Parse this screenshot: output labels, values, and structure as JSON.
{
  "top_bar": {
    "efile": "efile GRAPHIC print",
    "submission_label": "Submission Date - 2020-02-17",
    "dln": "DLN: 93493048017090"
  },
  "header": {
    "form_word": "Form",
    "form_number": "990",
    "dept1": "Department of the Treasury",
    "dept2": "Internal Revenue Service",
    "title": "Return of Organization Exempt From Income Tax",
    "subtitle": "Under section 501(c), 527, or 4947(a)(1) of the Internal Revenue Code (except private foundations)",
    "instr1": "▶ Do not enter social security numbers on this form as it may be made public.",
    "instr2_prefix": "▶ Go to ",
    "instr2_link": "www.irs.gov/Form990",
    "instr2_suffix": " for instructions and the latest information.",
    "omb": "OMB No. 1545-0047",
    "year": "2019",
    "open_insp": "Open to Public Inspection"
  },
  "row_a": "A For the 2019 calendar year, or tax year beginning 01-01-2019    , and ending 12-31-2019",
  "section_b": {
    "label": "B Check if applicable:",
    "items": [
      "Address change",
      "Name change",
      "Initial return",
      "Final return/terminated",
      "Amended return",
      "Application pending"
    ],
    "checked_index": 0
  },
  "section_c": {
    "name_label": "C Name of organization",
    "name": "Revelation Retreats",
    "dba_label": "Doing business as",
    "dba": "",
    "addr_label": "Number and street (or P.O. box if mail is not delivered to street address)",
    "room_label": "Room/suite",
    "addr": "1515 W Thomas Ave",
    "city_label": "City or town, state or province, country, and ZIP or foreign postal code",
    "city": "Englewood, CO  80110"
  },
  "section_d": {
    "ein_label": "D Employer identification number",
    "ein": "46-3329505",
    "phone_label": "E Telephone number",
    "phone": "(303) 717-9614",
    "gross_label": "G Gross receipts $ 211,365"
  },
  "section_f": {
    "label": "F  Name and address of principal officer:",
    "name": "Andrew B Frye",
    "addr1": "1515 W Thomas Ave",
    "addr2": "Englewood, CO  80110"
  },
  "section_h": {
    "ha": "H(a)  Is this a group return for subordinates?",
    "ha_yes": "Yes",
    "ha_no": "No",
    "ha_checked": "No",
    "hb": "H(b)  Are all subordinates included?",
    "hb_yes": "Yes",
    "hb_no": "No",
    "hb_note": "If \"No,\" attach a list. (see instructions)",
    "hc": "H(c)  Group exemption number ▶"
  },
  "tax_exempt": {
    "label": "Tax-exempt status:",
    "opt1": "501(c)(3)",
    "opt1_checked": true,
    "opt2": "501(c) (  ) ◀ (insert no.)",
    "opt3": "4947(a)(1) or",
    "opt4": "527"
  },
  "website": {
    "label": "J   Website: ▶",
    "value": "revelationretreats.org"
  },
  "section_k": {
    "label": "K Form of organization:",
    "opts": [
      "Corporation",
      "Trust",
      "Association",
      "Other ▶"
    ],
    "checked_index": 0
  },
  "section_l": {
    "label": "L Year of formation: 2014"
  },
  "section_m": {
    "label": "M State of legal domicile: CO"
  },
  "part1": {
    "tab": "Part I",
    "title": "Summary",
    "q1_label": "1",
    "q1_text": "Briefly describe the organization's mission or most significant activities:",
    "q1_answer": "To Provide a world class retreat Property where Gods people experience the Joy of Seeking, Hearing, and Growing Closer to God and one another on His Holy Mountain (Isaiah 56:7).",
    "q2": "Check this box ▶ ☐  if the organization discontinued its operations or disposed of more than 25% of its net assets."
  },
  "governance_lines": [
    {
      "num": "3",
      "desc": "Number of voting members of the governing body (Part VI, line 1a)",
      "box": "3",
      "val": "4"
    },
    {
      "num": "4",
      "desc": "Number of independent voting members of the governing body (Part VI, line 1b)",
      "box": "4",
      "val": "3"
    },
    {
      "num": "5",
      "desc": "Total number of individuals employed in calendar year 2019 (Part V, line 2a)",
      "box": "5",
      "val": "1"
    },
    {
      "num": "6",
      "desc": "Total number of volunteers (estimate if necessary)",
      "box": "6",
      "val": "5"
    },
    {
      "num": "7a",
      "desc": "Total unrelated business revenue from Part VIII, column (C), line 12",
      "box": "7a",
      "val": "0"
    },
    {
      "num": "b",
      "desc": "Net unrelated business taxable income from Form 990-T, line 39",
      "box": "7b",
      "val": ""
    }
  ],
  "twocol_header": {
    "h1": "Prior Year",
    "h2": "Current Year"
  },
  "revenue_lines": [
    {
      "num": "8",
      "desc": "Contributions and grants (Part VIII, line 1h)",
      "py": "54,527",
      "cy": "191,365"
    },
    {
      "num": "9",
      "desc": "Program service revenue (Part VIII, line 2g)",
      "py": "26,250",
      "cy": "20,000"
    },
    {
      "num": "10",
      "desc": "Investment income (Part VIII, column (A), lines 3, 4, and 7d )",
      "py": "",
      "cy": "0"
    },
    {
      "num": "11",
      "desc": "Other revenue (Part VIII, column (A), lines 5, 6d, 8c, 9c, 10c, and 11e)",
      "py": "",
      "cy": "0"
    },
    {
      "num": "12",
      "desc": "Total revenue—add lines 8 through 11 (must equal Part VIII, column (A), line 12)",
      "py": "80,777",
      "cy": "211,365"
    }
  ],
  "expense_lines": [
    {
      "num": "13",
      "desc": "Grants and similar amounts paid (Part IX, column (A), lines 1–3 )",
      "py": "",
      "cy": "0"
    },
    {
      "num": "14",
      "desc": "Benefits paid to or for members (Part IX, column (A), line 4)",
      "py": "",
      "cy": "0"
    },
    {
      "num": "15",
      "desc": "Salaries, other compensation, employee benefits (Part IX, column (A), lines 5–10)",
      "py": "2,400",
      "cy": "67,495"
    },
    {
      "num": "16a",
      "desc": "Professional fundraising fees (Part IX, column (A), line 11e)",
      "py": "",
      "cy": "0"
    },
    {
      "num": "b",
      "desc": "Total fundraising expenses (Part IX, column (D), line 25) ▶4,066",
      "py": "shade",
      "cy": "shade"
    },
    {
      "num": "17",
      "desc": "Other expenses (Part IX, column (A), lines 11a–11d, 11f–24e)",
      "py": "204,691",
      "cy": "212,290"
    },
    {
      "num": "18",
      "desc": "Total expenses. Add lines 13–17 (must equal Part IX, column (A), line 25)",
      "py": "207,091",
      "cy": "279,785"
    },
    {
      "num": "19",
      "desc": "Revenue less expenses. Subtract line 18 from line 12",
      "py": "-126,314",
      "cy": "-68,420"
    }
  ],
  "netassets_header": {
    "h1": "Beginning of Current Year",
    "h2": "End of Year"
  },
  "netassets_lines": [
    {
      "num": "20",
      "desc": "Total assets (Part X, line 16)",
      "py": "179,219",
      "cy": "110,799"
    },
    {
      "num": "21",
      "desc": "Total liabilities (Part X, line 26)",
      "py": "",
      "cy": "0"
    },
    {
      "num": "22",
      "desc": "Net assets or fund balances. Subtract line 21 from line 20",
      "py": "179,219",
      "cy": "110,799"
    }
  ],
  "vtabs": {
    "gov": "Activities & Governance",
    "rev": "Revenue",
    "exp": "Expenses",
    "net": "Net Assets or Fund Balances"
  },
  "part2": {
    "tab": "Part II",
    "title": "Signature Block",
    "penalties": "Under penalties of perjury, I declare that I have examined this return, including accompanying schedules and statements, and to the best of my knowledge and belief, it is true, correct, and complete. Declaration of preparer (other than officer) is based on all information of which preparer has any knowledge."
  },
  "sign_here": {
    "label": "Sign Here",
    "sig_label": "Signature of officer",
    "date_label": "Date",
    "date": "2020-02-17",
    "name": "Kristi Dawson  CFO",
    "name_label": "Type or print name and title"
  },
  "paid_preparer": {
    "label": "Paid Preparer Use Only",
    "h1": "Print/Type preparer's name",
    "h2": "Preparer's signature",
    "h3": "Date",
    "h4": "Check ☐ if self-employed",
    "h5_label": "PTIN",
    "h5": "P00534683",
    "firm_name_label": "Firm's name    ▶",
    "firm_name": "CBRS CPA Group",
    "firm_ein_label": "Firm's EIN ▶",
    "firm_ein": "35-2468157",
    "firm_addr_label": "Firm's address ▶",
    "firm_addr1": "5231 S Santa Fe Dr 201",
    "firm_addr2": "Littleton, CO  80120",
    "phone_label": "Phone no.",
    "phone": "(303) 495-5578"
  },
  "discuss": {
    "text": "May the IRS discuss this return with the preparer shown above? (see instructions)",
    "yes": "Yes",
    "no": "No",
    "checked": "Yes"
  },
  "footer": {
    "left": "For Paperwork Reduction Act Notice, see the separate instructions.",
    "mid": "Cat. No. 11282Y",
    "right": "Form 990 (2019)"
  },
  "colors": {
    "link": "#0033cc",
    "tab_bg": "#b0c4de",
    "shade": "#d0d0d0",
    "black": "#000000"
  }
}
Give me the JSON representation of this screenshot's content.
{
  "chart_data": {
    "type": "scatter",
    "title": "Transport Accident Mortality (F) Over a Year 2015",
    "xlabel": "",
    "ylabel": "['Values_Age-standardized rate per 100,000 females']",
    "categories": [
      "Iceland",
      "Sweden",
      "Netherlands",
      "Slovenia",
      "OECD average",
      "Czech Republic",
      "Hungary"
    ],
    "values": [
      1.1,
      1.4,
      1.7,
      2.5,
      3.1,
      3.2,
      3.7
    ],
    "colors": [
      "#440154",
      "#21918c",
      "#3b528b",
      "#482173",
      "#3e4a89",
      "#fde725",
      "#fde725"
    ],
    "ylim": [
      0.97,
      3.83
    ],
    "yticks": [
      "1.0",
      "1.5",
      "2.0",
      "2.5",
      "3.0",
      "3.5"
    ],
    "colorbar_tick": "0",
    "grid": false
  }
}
· · · · ·
| What you should do |
Starting at the line that contains "Give me the", copy each line exactly through the end of the listing above. Include that first line and the last one, and add nothing.

| The response |
Give me the JSON representation of this screenshot's content.
{
  "chart_data": {
    "type": "scatter",
    "title": "Transport Accident Mortality (F) Over a Year 2015",
    "xlabel": "",
    "ylabel": "['Values_Age-standardized rate per 100,000 females']",
    "categories": [
      "Iceland",
      "Sweden",
      "Netherlands",
      "Slovenia",
      "OECD average",
      "Czech Republic",
      "Hungary"
    ],
    "values": [
      1.1,
      1.4,
      1.7,
      2.5,
      3.1,
      3.2,
      3.7
    ],
    "colors": [
      "#440154",
      "#21918c",
      "#3b528b",
      "#482173",
      "#3e4a89",
      "#fde725",
      "#fde725"
    ],
    "ylim": [
      0.97,
      3.83
    ],
    "yticks": [
      "1.0",
      "1.5",
      "2.0",
      "2.5",
      "3.0",
      "3.5"
    ],
    "colorbar_tick": "0",
    "grid": false
  }
}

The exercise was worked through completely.